- _REQUIRED WORK_: Which lines contain the word "الحرمين"? Return each of them as written.

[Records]

========================

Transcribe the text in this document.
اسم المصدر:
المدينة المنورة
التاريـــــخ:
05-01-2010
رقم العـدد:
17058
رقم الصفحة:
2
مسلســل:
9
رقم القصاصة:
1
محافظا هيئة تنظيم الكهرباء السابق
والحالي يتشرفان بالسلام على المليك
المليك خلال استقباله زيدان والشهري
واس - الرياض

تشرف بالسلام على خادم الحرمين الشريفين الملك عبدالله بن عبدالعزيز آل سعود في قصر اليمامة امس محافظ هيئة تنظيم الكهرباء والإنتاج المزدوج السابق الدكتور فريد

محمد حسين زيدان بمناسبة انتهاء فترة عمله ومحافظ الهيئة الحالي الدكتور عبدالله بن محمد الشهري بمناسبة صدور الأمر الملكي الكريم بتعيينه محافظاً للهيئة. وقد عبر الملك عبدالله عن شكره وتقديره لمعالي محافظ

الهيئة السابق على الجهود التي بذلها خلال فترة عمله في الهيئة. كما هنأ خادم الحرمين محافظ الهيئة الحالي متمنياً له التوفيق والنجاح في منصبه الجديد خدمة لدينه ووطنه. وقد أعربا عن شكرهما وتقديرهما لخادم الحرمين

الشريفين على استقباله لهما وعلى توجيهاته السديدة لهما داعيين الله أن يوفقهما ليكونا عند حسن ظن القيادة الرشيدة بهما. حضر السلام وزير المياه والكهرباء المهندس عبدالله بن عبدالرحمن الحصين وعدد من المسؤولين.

========================

- _EXERCISE OUTPUT_:
تشرف بالسلام على خادم الحرمين الشريفين الملك عبدالله بن عبدالعزيز آل سعود في قصر اليمامة امس محافظ هيئة تنظيم الكهرباء والإنتاج المزدوج السابق الدكتور فريد
الهيئة السابق على الجهود التي بذلها خلال فترة عمله في الهيئة. كما هنأ خادم الحرمين محافظ الهيئة الحالي متمنياً له التوفيق والنجاح في منصبه الجديد خدمة لدينه ووطنه. وقد أعربا عن شكرهما وتقديرهما لخادم الحرمين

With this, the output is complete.